- WHAT THE TASK REQUIRES: Without the pictures, can you quote each line below exactly?

(Raw records)
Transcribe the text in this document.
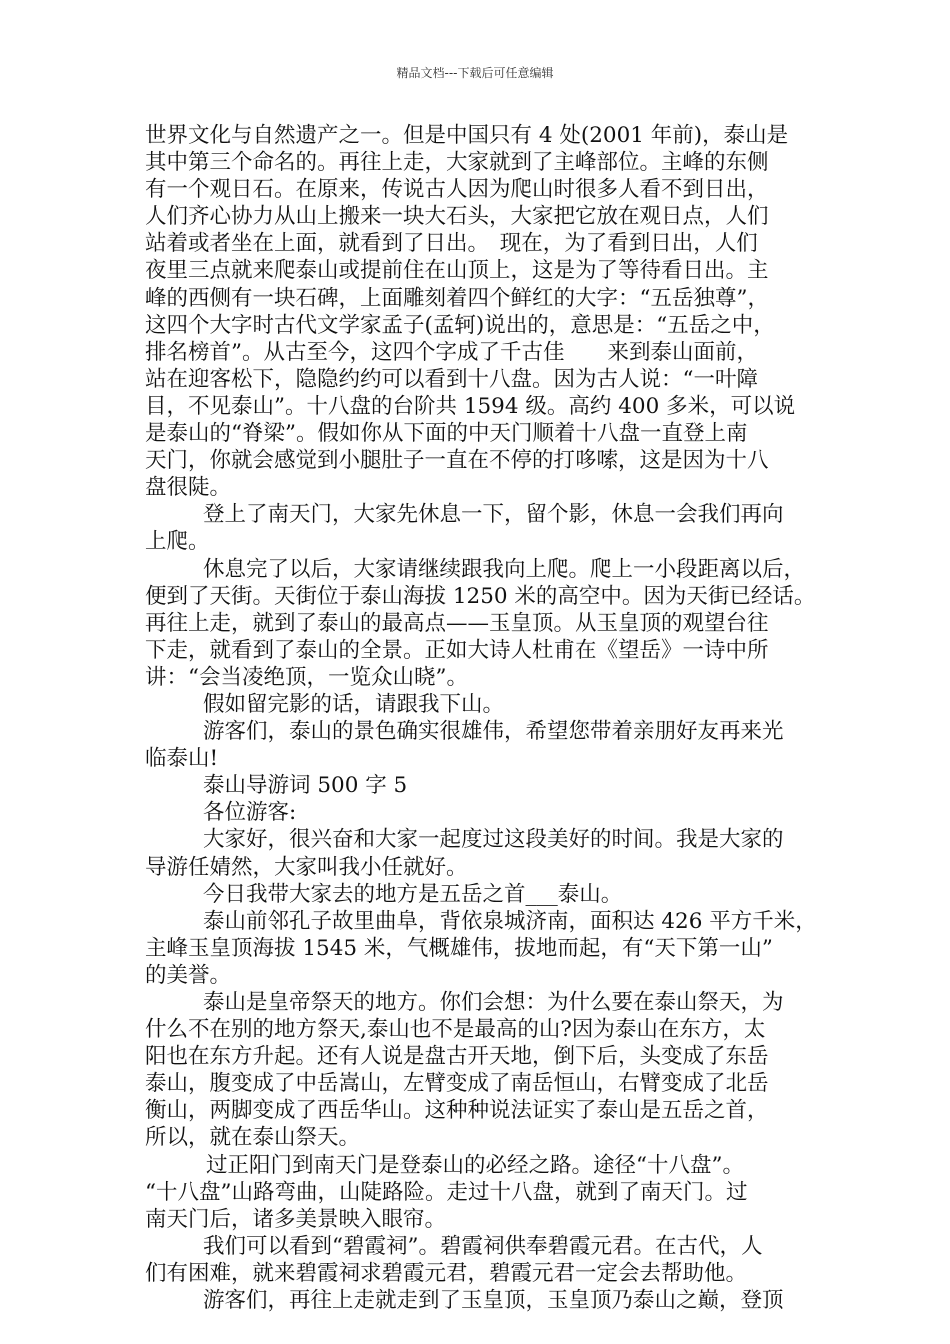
精品文档---下载后可任意编辑
世界文化与自然遗产之一。但是中国只有 4 处(2001 年前)，泰山是
其中第三个命名的。再往上走，大家就到了主峰部位。主峰的东侧
有一个观日石。在原来，传说古人因为爬山时很多人看不到日出，
人们齐心协力从山上搬来一块大石头，大家把它放在观日点，人们
站着或者坐在上面，就看到了日出。　现在，为了看到日出，人们
夜里三点就来爬泰山或提前住在山顶上，这是为了等待看日出。主
峰的西侧有一块石碑，上面雕刻着四个鲜红的大字：“五岳独尊”，
这四个大字时古代文学家孟子(孟轲)说出的，意思是：“五岳之中，
排名榜首”。从古至今，这四个字成了千古佳　　来到泰山面前，
站在迎客松下，隐隐约约可以看到十八盘。因为古人说：“一叶障
目，不见泰山”。十八盘的台阶共 1594 级。高约 400 多米，可以说
是泰山的“脊梁”。假如你从下面的中天门顺着十八盘一直登上南
天门，你就会感觉到小腿肚子一直在不停的打哆嗦，这是因为十八
盘很陡。
登上了南天门，大家先休息一下，留个影，休息一会我们再向
上爬。
休息完了以后，大家请继续跟我向上爬。爬上一小段距离以后，
便到了天街。天街位于泰山海拔 1250 米的高空中。因为天街已经话。
再往上走，就到了泰山的最高点——玉皇顶。从玉皇顶的观望台往
下走，就看到了泰山的全景。正如大诗人杜甫在《望岳》一诗中所
讲：“会当凌绝顶，一览众山晓”。
假如留完影的话，请跟我下山。
游客们，泰山的景色确实很雄伟，希望您带着亲朋好友再来光
临泰山!
泰山导游词 500 字 5
各位游客:
大家好，很兴奋和大家一起度过这段美好的时间。我是大家的
导游任婧然，大家叫我小任就好。
今日我带大家去的地方是五岳之首___泰山。
泰山前邻孔子故里曲阜，背依泉城济南，面积达 426 平方千米，
主峰玉皇顶海拔 1545 米，气概雄伟，拔地而起，有“天下第一山”
的美誉。
泰山是皇帝祭天的地方。你们会想：为什么要在泰山祭天，为
什么不在别的地方祭天,泰山也不是最高的山?因为泰山在东方，太
阳也在东方升起。还有人说是盘古开天地，倒下后，头变成了东岳
泰山，腹变成了中岳嵩山，左臂变成了南岳恒山，右臂变成了北岳
衡山，两脚变成了西岳华山。这种种说法证实了泰山是五岳之首，
所以，就在泰山祭天。
过正阳门到南天门是登泰山的必经之路。途径“十八盘”。
“十八盘”山路弯曲，山陡路险。走过十八盘，就到了南天门。过
南天门后，诸多美景映入眼帘。
我们可以看到“碧霞祠”。碧霞祠供奉碧霞元君。在古代，人
们有困难，就来碧霞祠求碧霞元君，碧霞元君一定会去帮助他。
游客们，再往上走就走到了玉皇顶，玉皇顶乃泰山之巅，登顶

- EXERCISE RESPONSE:
Transcribe the text in this document.
精品文档---下载后可任意编辑
世界文化与自然遗产之一。但是中国只有 4 处(2001 年前)，泰山是
其中第三个命名的。再往上走，大家就到了主峰部位。主峰的东侧
有一个观日石。在原来，传说古人因为爬山时很多人看不到日出，
人们齐心协力从山上搬来一块大石头，大家把它放在观日点，人们
站着或者坐在上面，就看到了日出。　现在，为了看到日出，人们
夜里三点就来爬泰山或提前住在山顶上，这是为了等待看日出。主
峰的西侧有一块石碑，上面雕刻着四个鲜红的大字：“五岳独尊”，
这四个大字时古代文学家孟子(孟轲)说出的，意思是：“五岳之中，
排名榜首”。从古至今，这四个字成了千古佳　　来到泰山面前，
站在迎客松下，隐隐约约可以看到十八盘。因为古人说：“一叶障
目，不见泰山”。十八盘的台阶共 1594 级。高约 400 多米，可以说
是泰山的“脊梁”。假如你从下面的中天门顺着十八盘一直登上南
天门，你就会感觉到小腿肚子一直在不停的打哆嗦，这是因为十八
盘很陡。
登上了南天门，大家先休息一下，留个影，休息一会我们再向
上爬。
休息完了以后，大家请继续跟我向上爬。爬上一小段距离以后，
便到了天街。天街位于泰山海拔 1250 米的高空中。因为天街已经话。
再往上走，就到了泰山的最高点——玉皇顶。从玉皇顶的观望台往
下走，就看到了泰山的全景。正如大诗人杜甫在《望岳》一诗中所
讲：“会当凌绝顶，一览众山晓”。
假如留完影的话，请跟我下山。
游客们，泰山的景色确实很雄伟，希望您带着亲朋好友再来光
临泰山!
泰山导游词 500 字 5
各位游客:
大家好，很兴奋和大家一起度过这段美好的时间。我是大家的
导游任婧然，大家叫我小任就好。
今日我带大家去的地方是五岳之首___泰山。
泰山前邻孔子故里曲阜，背依泉城济南，面积达 426 平方千米，
主峰玉皇顶海拔 1545 米，气概雄伟，拔地而起，有“天下第一山”
的美誉。
泰山是皇帝祭天的地方。你们会想：为什么要在泰山祭天，为
什么不在别的地方祭天,泰山也不是最高的山?因为泰山在东方，太
阳也在东方升起。还有人说是盘古开天地，倒下后，头变成了东岳
泰山，腹变成了中岳嵩山，左臂变成了南岳恒山，右臂变成了北岳
衡山，两脚变成了西岳华山。这种种说法证实了泰山是五岳之首，
所以，就在泰山祭天。
过正阳门到南天门是登泰山的必经之路。途径“十八盘”。
“十八盘”山路弯曲，山陡路险。走过十八盘，就到了南天门。过
南天门后，诸多美景映入眼帘。
我们可以看到“碧霞祠”。碧霞祠供奉碧霞元君。在古代，人
们有困难，就来碧霞祠求碧霞元君，碧霞元君一定会去帮助他。
游客们，再往上走就走到了玉皇顶，玉皇顶乃泰山之巅，登顶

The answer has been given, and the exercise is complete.